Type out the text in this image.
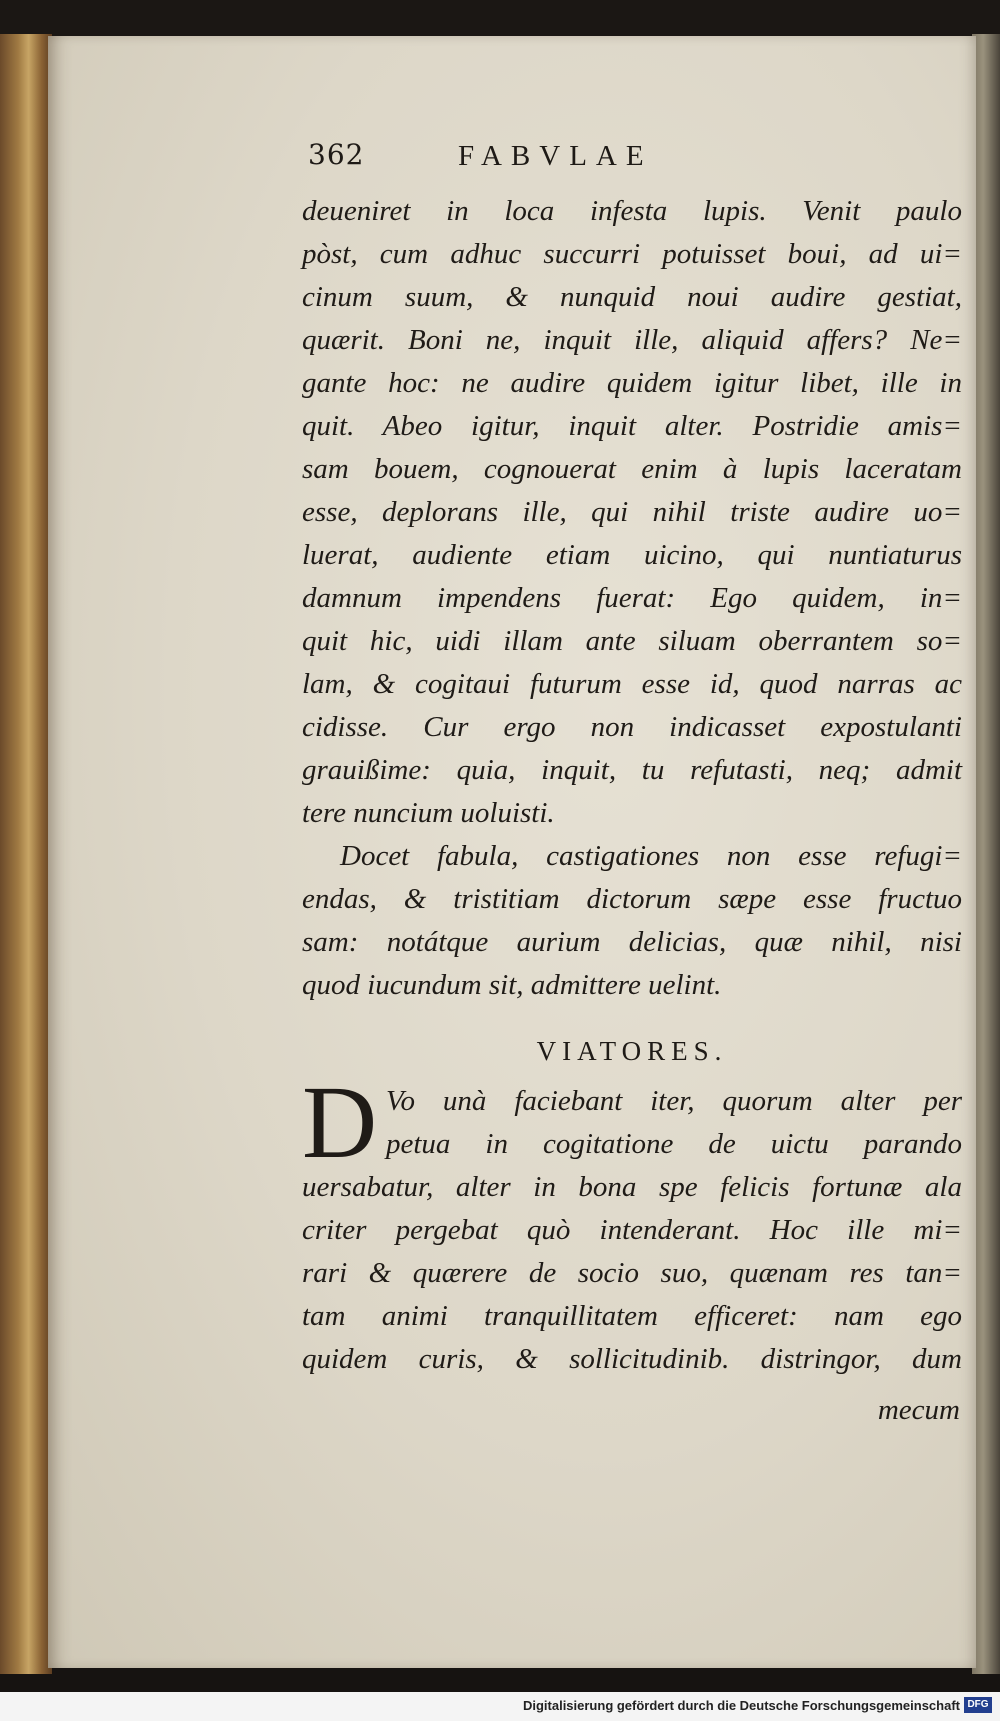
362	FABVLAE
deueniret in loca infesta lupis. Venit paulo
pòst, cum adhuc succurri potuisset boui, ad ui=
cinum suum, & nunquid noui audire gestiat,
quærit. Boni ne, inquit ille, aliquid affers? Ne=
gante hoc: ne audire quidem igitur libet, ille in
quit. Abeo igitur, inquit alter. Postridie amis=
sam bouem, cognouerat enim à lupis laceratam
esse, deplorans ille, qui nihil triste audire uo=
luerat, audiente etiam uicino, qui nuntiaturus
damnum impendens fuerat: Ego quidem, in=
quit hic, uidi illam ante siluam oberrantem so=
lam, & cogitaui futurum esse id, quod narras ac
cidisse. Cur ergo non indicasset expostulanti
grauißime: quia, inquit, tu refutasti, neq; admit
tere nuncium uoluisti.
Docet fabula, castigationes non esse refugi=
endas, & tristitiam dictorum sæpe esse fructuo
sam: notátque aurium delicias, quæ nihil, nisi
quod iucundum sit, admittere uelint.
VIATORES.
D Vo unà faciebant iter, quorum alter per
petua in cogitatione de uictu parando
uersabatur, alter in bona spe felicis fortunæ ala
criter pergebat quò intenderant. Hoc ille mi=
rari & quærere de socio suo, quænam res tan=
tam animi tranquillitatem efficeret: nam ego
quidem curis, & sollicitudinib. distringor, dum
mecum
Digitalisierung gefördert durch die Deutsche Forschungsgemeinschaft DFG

==

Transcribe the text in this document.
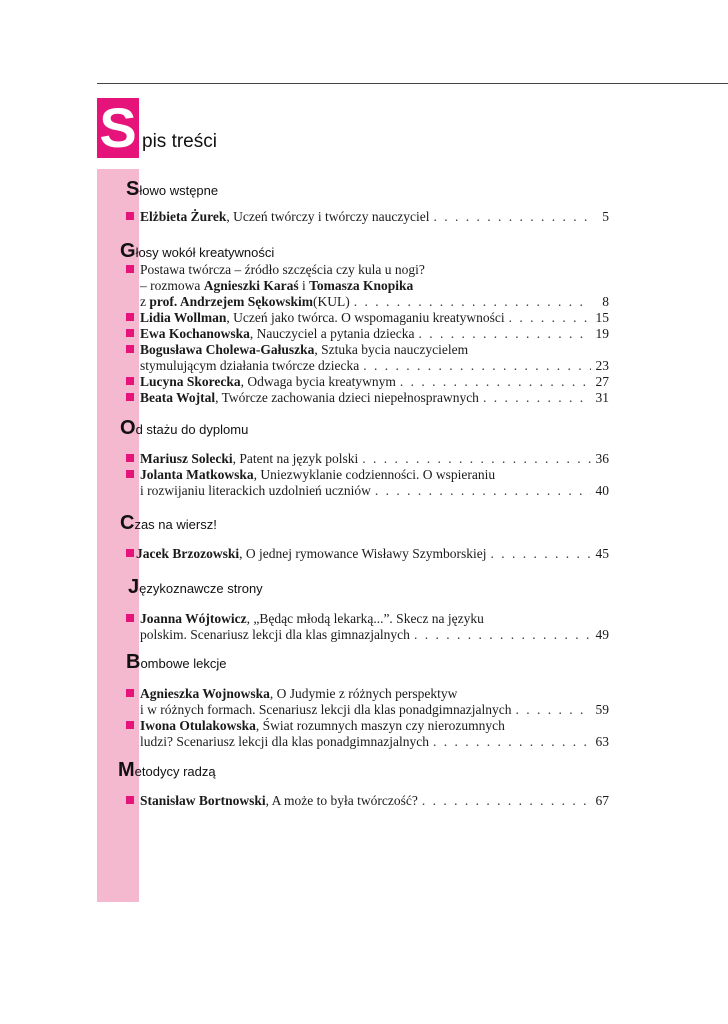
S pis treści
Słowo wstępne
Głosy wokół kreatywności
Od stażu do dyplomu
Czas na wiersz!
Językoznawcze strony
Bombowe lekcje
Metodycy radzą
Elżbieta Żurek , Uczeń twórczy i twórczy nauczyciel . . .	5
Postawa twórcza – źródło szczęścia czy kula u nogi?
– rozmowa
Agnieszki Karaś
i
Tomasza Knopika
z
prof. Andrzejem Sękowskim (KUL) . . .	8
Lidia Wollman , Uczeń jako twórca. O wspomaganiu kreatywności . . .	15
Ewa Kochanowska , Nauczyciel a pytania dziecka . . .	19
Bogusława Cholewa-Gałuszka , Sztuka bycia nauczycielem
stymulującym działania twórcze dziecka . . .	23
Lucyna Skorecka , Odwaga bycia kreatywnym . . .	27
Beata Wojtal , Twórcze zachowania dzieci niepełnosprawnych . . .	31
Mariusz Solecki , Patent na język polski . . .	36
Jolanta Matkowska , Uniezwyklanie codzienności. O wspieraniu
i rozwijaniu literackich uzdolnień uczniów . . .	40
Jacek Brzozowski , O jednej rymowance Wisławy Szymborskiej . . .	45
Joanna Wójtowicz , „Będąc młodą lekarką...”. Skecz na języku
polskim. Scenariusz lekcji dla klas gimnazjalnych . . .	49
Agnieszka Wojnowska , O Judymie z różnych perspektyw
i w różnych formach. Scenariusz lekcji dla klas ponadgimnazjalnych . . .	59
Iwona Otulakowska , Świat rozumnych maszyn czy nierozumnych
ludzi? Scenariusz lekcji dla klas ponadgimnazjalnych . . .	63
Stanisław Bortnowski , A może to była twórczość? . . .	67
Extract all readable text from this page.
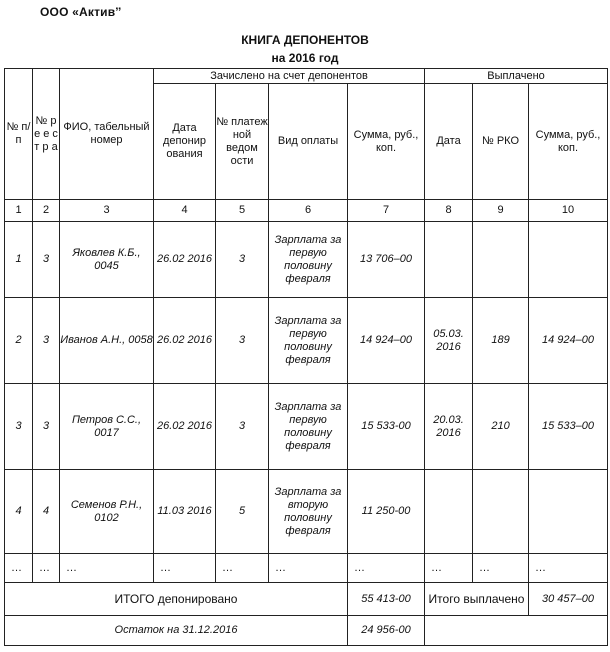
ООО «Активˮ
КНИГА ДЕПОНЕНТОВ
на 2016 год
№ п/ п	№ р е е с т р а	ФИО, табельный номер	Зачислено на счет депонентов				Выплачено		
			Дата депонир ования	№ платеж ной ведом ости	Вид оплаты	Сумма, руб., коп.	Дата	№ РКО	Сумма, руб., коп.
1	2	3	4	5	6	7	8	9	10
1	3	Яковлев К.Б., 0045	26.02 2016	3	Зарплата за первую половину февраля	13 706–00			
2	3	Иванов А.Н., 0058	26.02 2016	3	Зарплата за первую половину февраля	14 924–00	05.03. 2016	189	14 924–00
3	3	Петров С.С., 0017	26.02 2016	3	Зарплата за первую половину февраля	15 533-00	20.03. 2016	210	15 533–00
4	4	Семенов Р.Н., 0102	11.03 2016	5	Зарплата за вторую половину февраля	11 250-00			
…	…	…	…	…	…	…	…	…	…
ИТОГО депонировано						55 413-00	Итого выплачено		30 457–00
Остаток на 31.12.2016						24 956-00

Description of the task: Report how many lines of the entries hold the word "this". Nothing else is needed.

Answer to the problem: 3